→ **TASK INPUTS**
────────────────

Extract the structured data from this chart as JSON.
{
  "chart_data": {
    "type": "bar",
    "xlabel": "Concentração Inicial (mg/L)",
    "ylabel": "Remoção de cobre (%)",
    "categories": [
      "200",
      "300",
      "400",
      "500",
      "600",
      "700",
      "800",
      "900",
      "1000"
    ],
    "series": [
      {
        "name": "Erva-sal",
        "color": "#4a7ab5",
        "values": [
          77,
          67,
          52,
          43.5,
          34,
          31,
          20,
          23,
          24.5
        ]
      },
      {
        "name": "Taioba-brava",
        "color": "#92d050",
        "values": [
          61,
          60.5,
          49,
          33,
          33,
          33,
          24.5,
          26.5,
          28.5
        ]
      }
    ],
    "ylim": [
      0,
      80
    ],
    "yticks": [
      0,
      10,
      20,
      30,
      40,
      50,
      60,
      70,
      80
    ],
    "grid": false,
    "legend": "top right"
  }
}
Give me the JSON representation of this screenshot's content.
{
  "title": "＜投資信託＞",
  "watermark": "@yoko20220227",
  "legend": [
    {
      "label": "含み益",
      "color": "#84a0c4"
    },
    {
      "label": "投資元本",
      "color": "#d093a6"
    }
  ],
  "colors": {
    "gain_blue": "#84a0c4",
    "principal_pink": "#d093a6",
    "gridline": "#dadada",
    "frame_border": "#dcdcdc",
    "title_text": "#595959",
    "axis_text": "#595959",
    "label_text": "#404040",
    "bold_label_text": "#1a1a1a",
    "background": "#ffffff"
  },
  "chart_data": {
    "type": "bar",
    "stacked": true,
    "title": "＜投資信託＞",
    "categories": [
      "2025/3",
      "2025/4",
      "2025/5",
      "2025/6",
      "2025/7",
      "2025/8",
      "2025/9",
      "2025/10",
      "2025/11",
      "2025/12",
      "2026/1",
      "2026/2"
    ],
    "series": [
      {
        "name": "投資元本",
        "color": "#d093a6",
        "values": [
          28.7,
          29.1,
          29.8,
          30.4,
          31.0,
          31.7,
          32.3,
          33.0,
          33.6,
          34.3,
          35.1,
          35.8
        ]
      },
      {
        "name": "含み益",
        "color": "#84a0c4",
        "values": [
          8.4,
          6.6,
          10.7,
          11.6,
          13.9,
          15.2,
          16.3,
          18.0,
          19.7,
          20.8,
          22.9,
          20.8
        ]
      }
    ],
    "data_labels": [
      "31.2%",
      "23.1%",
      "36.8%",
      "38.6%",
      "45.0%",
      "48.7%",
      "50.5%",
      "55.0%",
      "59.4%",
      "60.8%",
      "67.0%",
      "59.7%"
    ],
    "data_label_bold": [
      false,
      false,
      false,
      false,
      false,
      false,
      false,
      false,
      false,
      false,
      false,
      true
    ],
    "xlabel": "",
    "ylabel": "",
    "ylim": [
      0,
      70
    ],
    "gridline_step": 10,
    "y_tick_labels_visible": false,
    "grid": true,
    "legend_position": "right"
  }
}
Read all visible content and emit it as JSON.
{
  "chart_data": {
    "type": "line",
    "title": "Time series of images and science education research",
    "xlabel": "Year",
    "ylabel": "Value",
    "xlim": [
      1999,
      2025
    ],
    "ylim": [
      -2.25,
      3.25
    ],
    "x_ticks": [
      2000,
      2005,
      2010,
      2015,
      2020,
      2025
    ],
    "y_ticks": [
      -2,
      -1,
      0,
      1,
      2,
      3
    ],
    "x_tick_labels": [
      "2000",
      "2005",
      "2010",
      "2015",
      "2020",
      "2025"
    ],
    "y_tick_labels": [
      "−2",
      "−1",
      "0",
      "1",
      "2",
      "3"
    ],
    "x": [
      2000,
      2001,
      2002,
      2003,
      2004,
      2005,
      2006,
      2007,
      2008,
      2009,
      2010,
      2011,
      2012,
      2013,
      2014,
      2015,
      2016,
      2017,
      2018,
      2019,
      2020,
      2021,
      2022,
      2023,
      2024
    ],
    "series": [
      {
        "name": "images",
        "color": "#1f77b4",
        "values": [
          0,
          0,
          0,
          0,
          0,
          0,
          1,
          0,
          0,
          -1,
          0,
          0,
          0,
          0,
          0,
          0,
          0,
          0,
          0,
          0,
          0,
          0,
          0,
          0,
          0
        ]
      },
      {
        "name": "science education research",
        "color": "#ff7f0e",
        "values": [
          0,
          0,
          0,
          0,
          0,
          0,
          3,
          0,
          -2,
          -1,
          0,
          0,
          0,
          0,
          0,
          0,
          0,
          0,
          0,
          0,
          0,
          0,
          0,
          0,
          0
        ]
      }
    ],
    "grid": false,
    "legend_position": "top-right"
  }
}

────────────────

→ **EXERCISE REQUIREMENTS**
Extract all of the data exactly as written.

→ **TASK SOLUTION**
Extract the structured data from this chart as JSON.
{
  "chart_data": {
    "type": "bar",
    "xlabel": "Concentração Inicial (mg/L)",
    "ylabel": "Remoção de cobre (%)",
    "categories": [
      "200",
      "300",
      "400",
      "500",
      "600",
      "700",
      "800",
      "900",
      "1000"
    ],
    "series": [
      {
        "name": "Erva-sal",
        "color": "#4a7ab5",
        "values": [
          77,
          67,
          52,
          43.5,
          34,
          31,
          20,
          23,
          24.5
        ]
      },
      {
        "name": "Taioba-brava",
        "color": "#92d050",
        "values": [
          61,
          60.5,
          49,
          33,
          33,
          33,
          24.5,
          26.5,
          28.5
        ]
      }
    ],
    "ylim": [
      0,
      80
    ],
    "yticks": [
      0,
      10,
      20,
      30,
      40,
      50,
      60,
      70,
      80
    ],
    "grid": false,
    "legend": "top right"
  }
}
Give me the JSON representation of this screenshot's content.
{
  "title": "＜投資信託＞",
  "watermark": "@yoko20220227",
  "legend": [
    {
      "label": "含み益",
      "color": "#84a0c4"
    },
    {
      "label": "投資元本",
      "color": "#d093a6"
    }
  ],
  "colors": {
    "gain_blue": "#84a0c4",
    "principal_pink": "#d093a6",
    "gridline": "#dadada",
    "frame_border": "#dcdcdc",
    "title_text": "#595959",
    "axis_text": "#595959",
    "label_text": "#404040",
    "bold_label_text": "#1a1a1a",
    "background": "#ffffff"
  },
  "chart_data": {
    "type": "bar",
    "stacked": true,
    "title": "＜投資信託＞",
    "categories": [
      "2025/3",
      "2025/4",
      "2025/5",
      "2025/6",
      "2025/7",
      "2025/8",
      "2025/9",
      "2025/10",
      "2025/11",
      "2025/12",
      "2026/1",
      "2026/2"
    ],
    "series": [
      {
        "name": "投資元本",
        "color": "#d093a6",
        "values": [
          28.7,
          29.1,
          29.8,
          30.4,
          31.0,
          31.7,
          32.3,
          33.0,
          33.6,
          34.3,
          35.1,
          35.8
        ]
      },
      {
        "name": "含み益",
        "color": "#84a0c4",
        "values": [
          8.4,
          6.6,
          10.7,
          11.6,
          13.9,
          15.2,
          16.3,
          18.0,
          19.7,
          20.8,
          22.9,
          20.8
        ]
      }
    ],
    "data_labels": [
      "31.2%",
      "23.1%",
      "36.8%",
      "38.6%",
      "45.0%",
      "48.7%",
      "50.5%",
      "55.0%",
      "59.4%",
      "60.8%",
      "67.0%",
      "59.7%"
    ],
    "data_label_bold": [
      false,
      false,
      false,
      false,
      false,
      false,
      false,
      false,
      false,
      false,
      false,
      true
    ],
    "xlabel": "",
    "ylabel": "",
    "ylim": [
      0,
      70
    ],
    "gridline_step": 10,
    "y_tick_labels_visible": false,
    "grid": true,
    "legend_position": "right"
  }
}
Read all visible content and emit it as JSON.
{
  "chart_data": {
    "type": "line",
    "title": "Time series of images and science education research",
    "xlabel": "Year",
    "ylabel": "Value",
    "xlim": [
      1999,
      2025
    ],
    "ylim": [
      -2.25,
      3.25
    ],
    "x_ticks": [
      2000,
      2005,
      2010,
      2015,
      2020,
      2025
    ],
    "y_ticks": [
      -2,
      -1,
      0,
      1,
      2,
      3
    ],
    "x_tick_labels": [
      "2000",
      "2005",
      "2010",
      "2015",
      "2020",
      "2025"
    ],
    "y_tick_labels": [
      "−2",
      "−1",
      "0",
      "1",
      "2",
      "3"
    ],
    "x": [
      2000,
      2001,
      2002,
      2003,
      2004,
      2005,
      2006,
      2007,
      2008,
      2009,
      2010,
      2011,
      2012,
      2013,
      2014,
      2015,
      2016,
      2017,
      2018,
      2019,
      2020,
      2021,
      2022,
      2023,
      2024
    ],
    "series": [
      {
        "name": "images",
        "color": "#1f77b4",
        "values": [
          0,
          0,
          0,
          0,
          0,
          0,
          1,
          0,
          0,
          -1,
          0,
          0,
          0,
          0,
          0,
          0,
          0,
          0,
          0,
          0,
          0,
          0,
          0,
          0,
          0
        ]
      },
      {
        "name": "science education research",
        "color": "#ff7f0e",
        "values": [
          0,
          0,
          0,
          0,
          0,
          0,
          3,
          0,
          -2,
          -1,
          0,
          0,
          0,
          0,
          0,
          0,
          0,
          0,
          0,
          0,
          0,
          0,
          0,
          0,
          0
        ]
      }
    ],
    "grid": false,
    "legend_position": "top-right"
  }
}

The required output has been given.